─── Input for this task ───

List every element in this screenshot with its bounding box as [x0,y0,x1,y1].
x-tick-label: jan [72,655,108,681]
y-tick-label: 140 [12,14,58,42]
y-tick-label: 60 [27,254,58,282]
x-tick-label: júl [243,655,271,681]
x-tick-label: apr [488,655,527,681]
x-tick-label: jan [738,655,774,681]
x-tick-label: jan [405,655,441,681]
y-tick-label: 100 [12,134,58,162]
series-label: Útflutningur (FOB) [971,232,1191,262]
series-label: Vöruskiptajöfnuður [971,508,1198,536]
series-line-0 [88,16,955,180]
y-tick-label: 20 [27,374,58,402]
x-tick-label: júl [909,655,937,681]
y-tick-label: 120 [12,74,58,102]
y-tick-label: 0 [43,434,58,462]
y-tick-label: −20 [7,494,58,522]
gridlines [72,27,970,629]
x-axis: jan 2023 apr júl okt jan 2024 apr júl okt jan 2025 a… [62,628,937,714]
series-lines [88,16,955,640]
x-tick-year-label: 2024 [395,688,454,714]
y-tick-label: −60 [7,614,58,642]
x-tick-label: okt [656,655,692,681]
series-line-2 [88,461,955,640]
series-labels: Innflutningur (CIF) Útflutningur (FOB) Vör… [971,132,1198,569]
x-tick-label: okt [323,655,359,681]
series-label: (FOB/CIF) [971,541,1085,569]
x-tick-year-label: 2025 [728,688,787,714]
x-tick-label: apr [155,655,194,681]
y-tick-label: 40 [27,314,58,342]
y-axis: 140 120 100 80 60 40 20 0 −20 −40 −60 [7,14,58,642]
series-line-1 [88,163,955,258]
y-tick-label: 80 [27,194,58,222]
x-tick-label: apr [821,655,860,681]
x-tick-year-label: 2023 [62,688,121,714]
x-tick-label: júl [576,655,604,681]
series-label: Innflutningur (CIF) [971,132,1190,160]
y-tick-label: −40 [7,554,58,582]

───

• **Task to complete**
State how many of the lines above contain the string "Innflutningur", treating uppercase and lowercase letters as distinct. Give only the number.

• **Written solution**
2